begin Data supplied

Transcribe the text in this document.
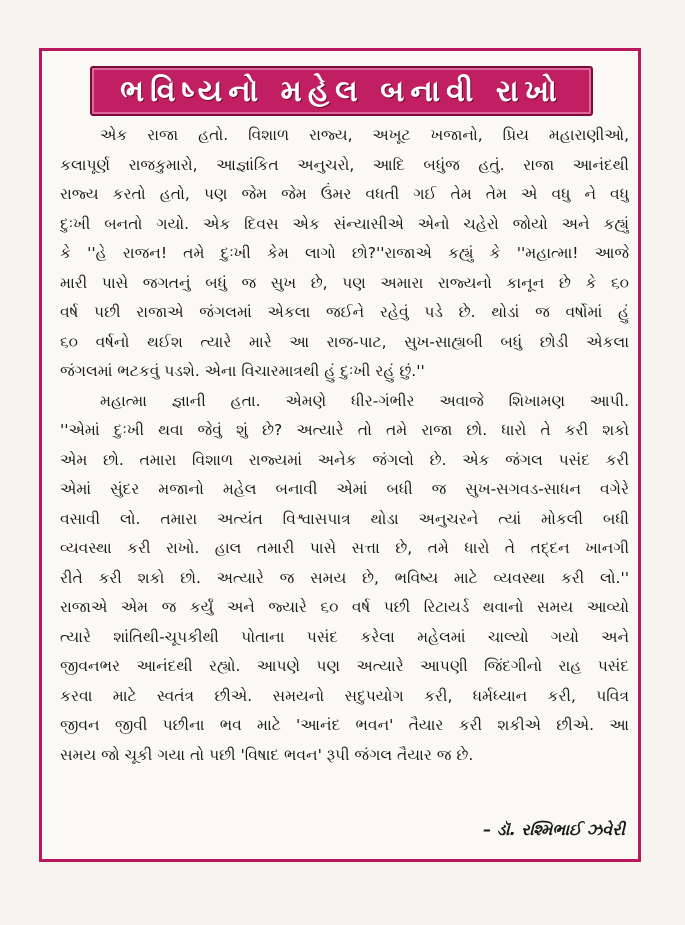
ભવિષ્યનો મહેલ બનાવી રાખો
એક રાજા હતો. વિશાળ રાજ્ય, અખૂટ ખજાનો, પ્રિય મહારાણીઓ,
કલાપૂર્ણ રાજકુમારો, આજ્ઞાંકિત અનુચરો, આદિ બધુંજ હતું. રાજા આનંદથી
રાજ્ય કરતો હતો, પણ જેમ જેમ ઉંમર વધતી ગઈ તેમ તેમ એ વધુ ને વધુ
દુઃખી બનતો ગયો. એક દિવસ એક સંન્યાસીએ એનો ચહેરો જોયો અને કહ્યું
કે ''હે રાજન! તમે દુઃખી કેમ લાગો છો?''રાજાએ કહ્યું કે ''મહાત્મા! આજે
મારી પાસે જગતનું બધું જ સુખ છે, પણ અમારા રાજ્યનો કાનૂન છે કે ૬૦
વર્ષ પછી રાજાએ જંગલમાં એકલા જઈને રહેવું પડે છે. થોડાં જ વર્ષોમાં હું
૬૦ વર્ષનો થઈશ ત્યારે મારે આ રાજ-પાટ, સુખ-સાહ્યબી બધું છોડી એકલા
જંગલમાં ભટકવું પડશે. એના વિચારમાત્રથી હું દુઃખી રહું છું.''
મહાત્મા જ્ઞાની હતા. એમણે ધીર-ગંભીર અવાજે શિખામણ આપી.
''એમાં દુઃખી થવા જેવું શું છે? અત્યારે તો તમે રાજા છો. ધારો તે કરી શકો
એમ છો. તમારા વિશાળ રાજ્યમાં અનેક જંગલો છે. એક જંગલ પસંદ કરી
એમાં સુંદર મજાનો મહેલ બનાવી એમાં બધી જ સુખ-સગવડ-સાધન વગેરે
વસાવી લો. તમારા અત્યંત વિશ્વાસપાત્ર થોડા અનુચરને ત્યાં મોકલી બધી
વ્યવસ્થા કરી રાખો. હાલ તમારી પાસે સત્તા છે, તમે ધારો તે તદ્દન ખાનગી
રીતે કરી શકો છો. અત્યારે જ સમય છે, ભવિષ્ય માટે વ્યવસ્થા કરી લો.''
રાજાએ એમ જ કર્યું અને જ્યારે ૬૦ વર્ષ પછી રિટાયર્ડ થવાનો સમય આવ્યો
ત્યારે શાંતિથી-ચૂપકીથી પોતાના પસંદ કરેલા મહેલમાં ચાલ્યો ગયો અને
જીવનભર આનંદથી રહ્યો. આપણે પણ અત્યારે આપણી જિંદગીનો રાહ પસંદ
કરવા માટે સ્વતંત્ર છીએ. સમયનો સદુપયોગ કરી, ધર્મધ્યાન કરી, પવિત્ર
જીવન જીવી પછીના ભવ માટે 'આનંદ ભવન' તૈયાર કરી શકીએ છીએ. આ
સમય જો ચૂકી ગયા તો પછી 'વિષાદ ભવન' રૂપી જંગલ તૈયાર જ છે.
– ડૉ. રશ્મિભાઈ ઝવેરી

end Data supplied

**Stated exercise:** In your copy of the listing above, reproduce each line exactly and omit all pictures.

**Task response:**
Transcribe the text in this document.
ભવિષ્યનો મહેલ બનાવી રાખો
એક રાજા હતો. વિશાળ રાજ્ય, અખૂટ ખજાનો, પ્રિય મહારાણીઓ,
કલાપૂર્ણ રાજકુમારો, આજ્ઞાંકિત અનુચરો, આદિ બધુંજ હતું. રાજા આનંદથી
રાજ્ય કરતો હતો, પણ જેમ જેમ ઉંમર વધતી ગઈ તેમ તેમ એ વધુ ને વધુ
દુઃખી બનતો ગયો. એક દિવસ એક સંન્યાસીએ એનો ચહેરો જોયો અને કહ્યું
કે ''હે રાજન! તમે દુઃખી કેમ લાગો છો?''રાજાએ કહ્યું કે ''મહાત્મા! આજે
મારી પાસે જગતનું બધું જ સુખ છે, પણ અમારા રાજ્યનો કાનૂન છે કે ૬૦
વર્ષ પછી રાજાએ જંગલમાં એકલા જઈને રહેવું પડે છે. થોડાં જ વર્ષોમાં હું
૬૦ વર્ષનો થઈશ ત્યારે મારે આ રાજ-પાટ, સુખ-સાહ્યબી બધું છોડી એકલા
જંગલમાં ભટકવું પડશે. એના વિચારમાત્રથી હું દુઃખી રહું છું.''
મહાત્મા જ્ઞાની હતા. એમણે ધીર-ગંભીર અવાજે શિખામણ આપી.
''એમાં દુઃખી થવા જેવું શું છે? અત્યારે તો તમે રાજા છો. ધારો તે કરી શકો
એમ છો. તમારા વિશાળ રાજ્યમાં અનેક જંગલો છે. એક જંગલ પસંદ કરી
એમાં સુંદર મજાનો મહેલ બનાવી એમાં બધી જ સુખ-સગવડ-સાધન વગેરે
વસાવી લો. તમારા અત્યંત વિશ્વાસપાત્ર થોડા અનુચરને ત્યાં મોકલી બધી
વ્યવસ્થા કરી રાખો. હાલ તમારી પાસે સત્તા છે, તમે ધારો તે તદ્દન ખાનગી
રીતે કરી શકો છો. અત્યારે જ સમય છે, ભવિષ્ય માટે વ્યવસ્થા કરી લો.''
રાજાએ એમ જ કર્યું અને જ્યારે ૬૦ વર્ષ પછી રિટાયર્ડ થવાનો સમય આવ્યો
ત્યારે શાંતિથી-ચૂપકીથી પોતાના પસંદ કરેલા મહેલમાં ચાલ્યો ગયો અને
જીવનભર આનંદથી રહ્યો. આપણે પણ અત્યારે આપણી જિંદગીનો રાહ પસંદ
કરવા માટે સ્વતંત્ર છીએ. સમયનો સદુપયોગ કરી, ધર્મધ્યાન કરી, પવિત્ર
જીવન જીવી પછીના ભવ માટે 'આનંદ ભવન' તૈયાર કરી શકીએ છીએ. આ
સમય જો ચૂકી ગયા તો પછી 'વિષાદ ભવન' રૂપી જંગલ તૈયાર જ છે.
– ડૉ. રશ્મિભાઈ ઝવેરી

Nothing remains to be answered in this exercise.